ROWS:
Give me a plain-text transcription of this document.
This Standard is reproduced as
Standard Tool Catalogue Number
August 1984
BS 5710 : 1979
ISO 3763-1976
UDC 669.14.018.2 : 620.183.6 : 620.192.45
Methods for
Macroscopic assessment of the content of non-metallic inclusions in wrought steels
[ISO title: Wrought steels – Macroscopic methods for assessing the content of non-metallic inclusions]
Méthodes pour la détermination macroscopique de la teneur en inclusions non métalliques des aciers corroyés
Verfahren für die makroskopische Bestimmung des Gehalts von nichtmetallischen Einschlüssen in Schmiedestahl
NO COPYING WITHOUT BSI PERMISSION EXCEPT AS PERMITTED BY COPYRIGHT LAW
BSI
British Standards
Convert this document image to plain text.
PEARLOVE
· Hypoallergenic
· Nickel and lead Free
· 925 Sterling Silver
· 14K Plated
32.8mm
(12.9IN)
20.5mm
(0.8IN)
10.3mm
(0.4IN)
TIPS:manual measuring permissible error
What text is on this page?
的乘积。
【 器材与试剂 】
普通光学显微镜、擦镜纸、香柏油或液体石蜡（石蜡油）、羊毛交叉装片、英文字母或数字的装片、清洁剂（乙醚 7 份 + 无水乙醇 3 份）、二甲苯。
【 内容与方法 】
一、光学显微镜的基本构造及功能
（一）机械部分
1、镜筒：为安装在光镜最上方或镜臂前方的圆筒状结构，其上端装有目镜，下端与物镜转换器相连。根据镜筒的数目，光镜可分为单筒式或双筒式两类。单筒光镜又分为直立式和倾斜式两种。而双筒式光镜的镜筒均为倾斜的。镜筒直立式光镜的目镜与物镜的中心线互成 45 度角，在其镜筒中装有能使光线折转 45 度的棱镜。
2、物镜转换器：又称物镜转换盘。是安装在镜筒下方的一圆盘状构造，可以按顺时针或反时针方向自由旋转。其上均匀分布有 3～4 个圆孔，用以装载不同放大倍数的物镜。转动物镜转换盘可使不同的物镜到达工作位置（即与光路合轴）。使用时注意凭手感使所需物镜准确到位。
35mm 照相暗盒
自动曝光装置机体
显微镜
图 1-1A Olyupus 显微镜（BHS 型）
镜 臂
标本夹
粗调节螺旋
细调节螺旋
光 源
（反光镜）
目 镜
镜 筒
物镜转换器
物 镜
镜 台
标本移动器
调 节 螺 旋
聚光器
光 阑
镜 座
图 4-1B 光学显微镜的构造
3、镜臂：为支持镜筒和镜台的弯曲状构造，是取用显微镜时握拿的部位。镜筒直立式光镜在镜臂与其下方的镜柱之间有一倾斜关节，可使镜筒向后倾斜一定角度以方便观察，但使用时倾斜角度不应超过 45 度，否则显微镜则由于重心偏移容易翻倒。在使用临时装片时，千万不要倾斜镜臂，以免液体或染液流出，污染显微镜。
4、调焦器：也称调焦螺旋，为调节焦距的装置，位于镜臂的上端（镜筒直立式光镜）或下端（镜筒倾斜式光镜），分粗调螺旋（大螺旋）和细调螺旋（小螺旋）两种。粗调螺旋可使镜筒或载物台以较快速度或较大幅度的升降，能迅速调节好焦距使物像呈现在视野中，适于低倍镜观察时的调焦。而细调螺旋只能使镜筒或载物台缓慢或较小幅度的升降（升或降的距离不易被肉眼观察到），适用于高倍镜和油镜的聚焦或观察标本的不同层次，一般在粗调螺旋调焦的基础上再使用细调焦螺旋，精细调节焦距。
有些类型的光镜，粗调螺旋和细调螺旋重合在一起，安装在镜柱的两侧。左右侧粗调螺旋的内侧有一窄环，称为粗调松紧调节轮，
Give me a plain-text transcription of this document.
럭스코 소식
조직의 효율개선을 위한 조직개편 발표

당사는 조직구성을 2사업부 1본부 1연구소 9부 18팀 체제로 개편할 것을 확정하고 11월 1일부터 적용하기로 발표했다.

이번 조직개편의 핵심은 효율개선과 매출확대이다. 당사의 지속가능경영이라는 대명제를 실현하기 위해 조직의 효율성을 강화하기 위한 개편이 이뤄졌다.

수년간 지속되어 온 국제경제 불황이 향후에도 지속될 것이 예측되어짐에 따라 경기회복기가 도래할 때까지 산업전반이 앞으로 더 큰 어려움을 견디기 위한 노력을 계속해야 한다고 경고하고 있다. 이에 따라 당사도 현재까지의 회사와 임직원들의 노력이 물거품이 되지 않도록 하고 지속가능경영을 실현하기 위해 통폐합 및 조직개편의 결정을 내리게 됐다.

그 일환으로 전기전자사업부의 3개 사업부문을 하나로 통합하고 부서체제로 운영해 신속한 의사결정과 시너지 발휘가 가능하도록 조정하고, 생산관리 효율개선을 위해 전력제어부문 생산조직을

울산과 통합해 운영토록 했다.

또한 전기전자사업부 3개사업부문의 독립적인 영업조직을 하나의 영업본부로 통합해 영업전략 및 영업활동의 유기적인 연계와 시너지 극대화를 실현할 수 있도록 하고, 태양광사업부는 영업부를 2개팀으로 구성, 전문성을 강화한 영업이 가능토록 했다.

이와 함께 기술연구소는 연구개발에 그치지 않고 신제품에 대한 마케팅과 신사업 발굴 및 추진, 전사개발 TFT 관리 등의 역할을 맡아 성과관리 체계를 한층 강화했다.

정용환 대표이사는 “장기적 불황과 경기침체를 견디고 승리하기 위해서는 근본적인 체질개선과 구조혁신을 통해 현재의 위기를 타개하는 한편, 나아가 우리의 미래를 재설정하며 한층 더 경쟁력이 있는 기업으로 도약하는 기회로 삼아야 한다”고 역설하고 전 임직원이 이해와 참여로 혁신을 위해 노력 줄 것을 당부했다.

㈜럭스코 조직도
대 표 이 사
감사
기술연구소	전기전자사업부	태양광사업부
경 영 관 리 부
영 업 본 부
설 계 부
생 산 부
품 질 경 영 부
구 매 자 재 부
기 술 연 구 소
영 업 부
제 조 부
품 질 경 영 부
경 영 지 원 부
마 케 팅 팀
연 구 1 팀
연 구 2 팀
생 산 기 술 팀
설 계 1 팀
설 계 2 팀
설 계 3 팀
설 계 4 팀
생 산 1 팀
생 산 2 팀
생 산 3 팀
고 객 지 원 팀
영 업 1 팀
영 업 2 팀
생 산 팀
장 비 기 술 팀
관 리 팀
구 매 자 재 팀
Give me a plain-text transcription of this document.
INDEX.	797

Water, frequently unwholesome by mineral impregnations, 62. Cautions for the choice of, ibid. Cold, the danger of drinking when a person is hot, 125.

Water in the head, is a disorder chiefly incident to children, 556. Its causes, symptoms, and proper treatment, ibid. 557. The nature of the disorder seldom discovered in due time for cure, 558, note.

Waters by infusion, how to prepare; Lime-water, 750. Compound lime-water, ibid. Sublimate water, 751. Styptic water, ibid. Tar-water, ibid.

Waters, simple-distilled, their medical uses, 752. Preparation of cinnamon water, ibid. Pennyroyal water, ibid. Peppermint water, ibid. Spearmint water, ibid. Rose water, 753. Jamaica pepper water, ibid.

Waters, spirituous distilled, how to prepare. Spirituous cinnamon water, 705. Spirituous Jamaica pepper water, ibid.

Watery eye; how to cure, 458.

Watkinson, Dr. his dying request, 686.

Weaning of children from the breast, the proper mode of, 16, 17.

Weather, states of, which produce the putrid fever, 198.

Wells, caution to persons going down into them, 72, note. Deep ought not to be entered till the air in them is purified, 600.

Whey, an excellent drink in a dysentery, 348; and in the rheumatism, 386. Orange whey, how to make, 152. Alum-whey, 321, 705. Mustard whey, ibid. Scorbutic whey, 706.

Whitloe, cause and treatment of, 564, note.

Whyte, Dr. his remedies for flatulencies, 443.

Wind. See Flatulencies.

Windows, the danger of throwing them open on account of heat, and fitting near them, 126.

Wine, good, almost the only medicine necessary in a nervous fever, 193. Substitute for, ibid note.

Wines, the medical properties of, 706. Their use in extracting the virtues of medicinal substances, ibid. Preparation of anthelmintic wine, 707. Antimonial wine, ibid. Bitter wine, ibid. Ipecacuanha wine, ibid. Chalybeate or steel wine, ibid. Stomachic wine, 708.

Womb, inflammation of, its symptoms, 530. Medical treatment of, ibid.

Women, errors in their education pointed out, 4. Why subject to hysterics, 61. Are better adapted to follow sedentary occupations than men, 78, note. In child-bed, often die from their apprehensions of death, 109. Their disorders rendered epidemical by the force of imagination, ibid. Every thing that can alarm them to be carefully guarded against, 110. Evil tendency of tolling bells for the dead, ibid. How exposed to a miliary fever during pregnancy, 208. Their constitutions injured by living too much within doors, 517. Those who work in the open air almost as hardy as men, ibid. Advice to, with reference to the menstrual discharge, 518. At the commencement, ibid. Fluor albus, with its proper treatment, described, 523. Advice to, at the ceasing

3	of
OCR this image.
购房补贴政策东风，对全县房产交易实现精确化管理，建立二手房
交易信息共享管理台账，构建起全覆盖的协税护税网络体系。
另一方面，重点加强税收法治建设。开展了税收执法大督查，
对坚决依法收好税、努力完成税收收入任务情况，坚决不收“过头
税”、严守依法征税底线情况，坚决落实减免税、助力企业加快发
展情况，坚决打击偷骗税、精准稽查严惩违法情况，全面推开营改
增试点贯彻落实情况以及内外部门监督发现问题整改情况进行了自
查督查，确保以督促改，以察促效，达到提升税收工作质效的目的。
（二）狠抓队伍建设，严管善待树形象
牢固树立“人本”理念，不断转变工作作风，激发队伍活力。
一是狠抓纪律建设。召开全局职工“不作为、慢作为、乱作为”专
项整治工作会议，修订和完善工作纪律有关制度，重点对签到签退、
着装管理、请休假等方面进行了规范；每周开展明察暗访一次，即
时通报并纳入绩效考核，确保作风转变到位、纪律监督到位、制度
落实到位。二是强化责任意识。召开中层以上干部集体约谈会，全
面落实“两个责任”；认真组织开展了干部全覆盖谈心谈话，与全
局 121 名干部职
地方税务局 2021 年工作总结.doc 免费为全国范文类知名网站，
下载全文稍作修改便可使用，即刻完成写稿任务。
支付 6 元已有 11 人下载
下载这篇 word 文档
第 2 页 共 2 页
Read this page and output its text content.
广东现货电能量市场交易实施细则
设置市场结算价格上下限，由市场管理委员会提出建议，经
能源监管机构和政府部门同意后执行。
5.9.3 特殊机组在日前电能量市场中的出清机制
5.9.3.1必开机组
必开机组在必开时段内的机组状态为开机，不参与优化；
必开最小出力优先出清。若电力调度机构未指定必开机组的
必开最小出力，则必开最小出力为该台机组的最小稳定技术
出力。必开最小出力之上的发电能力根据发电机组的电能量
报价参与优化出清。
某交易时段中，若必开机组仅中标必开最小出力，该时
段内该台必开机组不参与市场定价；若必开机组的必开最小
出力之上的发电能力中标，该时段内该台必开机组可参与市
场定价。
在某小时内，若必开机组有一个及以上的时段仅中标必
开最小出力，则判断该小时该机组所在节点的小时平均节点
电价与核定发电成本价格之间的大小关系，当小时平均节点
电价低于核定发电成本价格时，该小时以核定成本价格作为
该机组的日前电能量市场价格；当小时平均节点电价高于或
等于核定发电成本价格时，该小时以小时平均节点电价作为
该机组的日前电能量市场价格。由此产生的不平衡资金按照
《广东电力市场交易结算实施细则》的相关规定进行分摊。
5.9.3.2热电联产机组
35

WRITTEN PROBLEM:
Scan the records above for the string "prepare", then select every line that holds it.

CORRECT RESPONSE:
Waters by infusion, how to prepare; Lime-water, 750. Compound lime-water, ibid. Sublimate water, 751. Styptic water, ibid. Tar-water, ibid.
Waters, spirituous distilled, how to prepare. Spirituous cinnamon water, 705. Spirituous Jamaica pepper water, ibid.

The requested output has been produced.